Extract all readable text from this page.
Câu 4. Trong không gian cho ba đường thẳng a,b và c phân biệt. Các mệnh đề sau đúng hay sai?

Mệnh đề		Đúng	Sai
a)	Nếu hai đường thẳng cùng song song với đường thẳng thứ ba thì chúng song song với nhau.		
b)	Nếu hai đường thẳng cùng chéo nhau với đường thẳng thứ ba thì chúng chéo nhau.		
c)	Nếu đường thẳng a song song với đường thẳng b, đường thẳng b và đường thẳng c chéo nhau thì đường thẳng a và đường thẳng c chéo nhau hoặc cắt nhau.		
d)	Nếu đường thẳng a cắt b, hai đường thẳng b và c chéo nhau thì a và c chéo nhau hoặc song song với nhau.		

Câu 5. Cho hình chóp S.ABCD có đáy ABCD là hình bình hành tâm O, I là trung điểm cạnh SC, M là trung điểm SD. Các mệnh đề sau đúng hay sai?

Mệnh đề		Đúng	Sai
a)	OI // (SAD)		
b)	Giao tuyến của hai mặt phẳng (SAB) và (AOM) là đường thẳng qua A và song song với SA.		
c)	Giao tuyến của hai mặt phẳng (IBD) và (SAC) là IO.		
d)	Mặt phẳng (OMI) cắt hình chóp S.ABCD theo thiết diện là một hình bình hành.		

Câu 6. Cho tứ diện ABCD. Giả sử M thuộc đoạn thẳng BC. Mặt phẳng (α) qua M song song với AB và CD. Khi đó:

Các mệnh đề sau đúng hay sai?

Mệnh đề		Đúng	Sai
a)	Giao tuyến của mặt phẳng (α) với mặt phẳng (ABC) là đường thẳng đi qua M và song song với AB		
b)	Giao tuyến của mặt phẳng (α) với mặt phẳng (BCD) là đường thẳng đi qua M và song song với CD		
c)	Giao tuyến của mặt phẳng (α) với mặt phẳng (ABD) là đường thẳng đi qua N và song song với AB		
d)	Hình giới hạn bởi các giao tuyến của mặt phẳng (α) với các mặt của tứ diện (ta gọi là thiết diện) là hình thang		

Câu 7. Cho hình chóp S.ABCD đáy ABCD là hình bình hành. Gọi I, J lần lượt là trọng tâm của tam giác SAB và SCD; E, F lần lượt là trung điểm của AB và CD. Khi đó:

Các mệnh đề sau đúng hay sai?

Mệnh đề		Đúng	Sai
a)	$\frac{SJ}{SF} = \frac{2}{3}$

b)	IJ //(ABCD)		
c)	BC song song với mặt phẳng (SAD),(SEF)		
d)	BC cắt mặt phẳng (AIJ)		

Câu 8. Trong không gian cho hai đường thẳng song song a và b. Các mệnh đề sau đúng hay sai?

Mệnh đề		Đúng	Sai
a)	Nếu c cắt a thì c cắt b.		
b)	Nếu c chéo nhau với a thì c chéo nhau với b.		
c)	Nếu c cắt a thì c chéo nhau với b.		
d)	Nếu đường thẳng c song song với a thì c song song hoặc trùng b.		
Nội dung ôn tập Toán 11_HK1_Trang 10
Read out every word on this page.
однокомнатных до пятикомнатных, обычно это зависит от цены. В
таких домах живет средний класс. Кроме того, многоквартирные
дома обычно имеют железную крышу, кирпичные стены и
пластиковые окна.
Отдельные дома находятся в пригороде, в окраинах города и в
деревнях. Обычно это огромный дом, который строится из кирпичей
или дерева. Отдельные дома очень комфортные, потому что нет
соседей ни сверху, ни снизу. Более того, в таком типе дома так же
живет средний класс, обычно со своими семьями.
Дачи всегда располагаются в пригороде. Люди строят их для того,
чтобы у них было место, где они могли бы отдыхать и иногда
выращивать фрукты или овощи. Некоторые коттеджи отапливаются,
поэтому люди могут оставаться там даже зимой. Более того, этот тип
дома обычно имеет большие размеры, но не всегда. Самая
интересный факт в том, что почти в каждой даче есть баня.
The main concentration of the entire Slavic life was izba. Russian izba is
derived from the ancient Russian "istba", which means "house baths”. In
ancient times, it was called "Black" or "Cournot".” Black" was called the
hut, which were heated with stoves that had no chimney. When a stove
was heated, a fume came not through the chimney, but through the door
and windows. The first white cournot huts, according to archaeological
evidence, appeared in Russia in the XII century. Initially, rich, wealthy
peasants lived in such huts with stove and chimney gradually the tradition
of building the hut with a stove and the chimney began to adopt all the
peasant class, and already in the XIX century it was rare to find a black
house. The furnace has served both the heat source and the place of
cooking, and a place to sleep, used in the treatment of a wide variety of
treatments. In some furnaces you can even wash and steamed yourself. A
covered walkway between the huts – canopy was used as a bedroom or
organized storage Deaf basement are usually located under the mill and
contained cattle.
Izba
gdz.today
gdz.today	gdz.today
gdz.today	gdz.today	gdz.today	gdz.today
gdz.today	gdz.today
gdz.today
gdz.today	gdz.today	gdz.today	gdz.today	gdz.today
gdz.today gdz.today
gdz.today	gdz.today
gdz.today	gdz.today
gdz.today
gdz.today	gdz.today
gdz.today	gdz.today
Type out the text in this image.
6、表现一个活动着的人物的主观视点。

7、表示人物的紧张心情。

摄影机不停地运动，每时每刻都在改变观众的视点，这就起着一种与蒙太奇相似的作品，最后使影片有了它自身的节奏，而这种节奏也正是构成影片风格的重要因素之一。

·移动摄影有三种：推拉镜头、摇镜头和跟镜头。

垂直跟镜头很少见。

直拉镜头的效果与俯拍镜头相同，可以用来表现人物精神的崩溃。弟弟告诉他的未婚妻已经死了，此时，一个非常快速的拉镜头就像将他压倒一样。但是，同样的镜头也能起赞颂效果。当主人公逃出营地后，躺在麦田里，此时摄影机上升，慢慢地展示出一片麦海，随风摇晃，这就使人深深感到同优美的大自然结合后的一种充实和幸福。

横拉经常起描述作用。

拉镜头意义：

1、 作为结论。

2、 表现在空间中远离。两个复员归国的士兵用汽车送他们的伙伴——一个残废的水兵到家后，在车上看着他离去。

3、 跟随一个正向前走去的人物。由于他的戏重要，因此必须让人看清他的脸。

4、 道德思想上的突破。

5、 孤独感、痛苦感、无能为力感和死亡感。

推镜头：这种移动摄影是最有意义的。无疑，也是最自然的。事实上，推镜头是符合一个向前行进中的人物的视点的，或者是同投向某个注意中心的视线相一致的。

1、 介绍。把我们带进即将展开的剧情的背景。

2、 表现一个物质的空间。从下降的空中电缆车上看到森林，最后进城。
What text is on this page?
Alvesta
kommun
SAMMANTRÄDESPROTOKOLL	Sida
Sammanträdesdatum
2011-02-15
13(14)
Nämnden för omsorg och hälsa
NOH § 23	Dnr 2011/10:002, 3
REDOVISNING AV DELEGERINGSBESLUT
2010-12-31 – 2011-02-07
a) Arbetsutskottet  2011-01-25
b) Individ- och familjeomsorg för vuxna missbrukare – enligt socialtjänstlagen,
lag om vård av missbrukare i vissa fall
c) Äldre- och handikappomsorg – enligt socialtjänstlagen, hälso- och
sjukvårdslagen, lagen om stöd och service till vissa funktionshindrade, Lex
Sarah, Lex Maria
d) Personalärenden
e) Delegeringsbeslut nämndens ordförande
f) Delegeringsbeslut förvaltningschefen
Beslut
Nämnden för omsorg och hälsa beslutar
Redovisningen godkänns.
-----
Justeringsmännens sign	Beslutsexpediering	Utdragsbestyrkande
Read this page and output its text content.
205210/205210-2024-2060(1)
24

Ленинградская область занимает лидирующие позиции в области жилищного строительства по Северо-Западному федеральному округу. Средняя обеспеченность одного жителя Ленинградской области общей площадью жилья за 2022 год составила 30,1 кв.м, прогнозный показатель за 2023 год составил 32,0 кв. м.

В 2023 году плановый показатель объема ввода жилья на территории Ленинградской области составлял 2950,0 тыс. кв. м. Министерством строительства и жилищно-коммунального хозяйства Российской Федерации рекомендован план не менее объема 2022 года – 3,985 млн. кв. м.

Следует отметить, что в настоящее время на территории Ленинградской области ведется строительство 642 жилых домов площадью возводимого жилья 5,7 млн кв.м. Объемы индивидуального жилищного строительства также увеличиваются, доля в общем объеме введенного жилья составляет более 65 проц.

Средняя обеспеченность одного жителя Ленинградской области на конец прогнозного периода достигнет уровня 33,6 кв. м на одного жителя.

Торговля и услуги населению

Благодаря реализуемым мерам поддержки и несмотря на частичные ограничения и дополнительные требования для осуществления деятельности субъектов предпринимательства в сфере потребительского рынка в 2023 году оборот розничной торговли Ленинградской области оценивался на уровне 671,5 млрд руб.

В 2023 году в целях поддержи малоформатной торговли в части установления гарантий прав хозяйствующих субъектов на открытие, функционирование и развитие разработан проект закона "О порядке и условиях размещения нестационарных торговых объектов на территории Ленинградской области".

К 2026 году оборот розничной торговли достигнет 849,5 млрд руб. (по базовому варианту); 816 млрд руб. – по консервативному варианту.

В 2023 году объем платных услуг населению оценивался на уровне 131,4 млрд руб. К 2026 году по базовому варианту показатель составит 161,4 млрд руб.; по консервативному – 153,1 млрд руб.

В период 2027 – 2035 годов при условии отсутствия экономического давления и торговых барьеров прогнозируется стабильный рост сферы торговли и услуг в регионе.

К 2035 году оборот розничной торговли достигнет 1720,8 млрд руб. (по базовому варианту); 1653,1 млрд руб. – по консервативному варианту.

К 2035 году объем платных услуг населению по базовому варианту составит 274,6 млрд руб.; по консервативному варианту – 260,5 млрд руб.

______

WRITTEN REQUEST:
In the records above, find each line holding "Trong" and copy it.

ANSWER FOR THE TASK:
Câu 4. Trong không gian cho ba đường thẳng a,b và c phân biệt. Các mệnh đề sau đúng hay sai?
Câu 8. Trong không gian cho hai đường thẳng song song a và b. Các mệnh đề sau đúng hay sai?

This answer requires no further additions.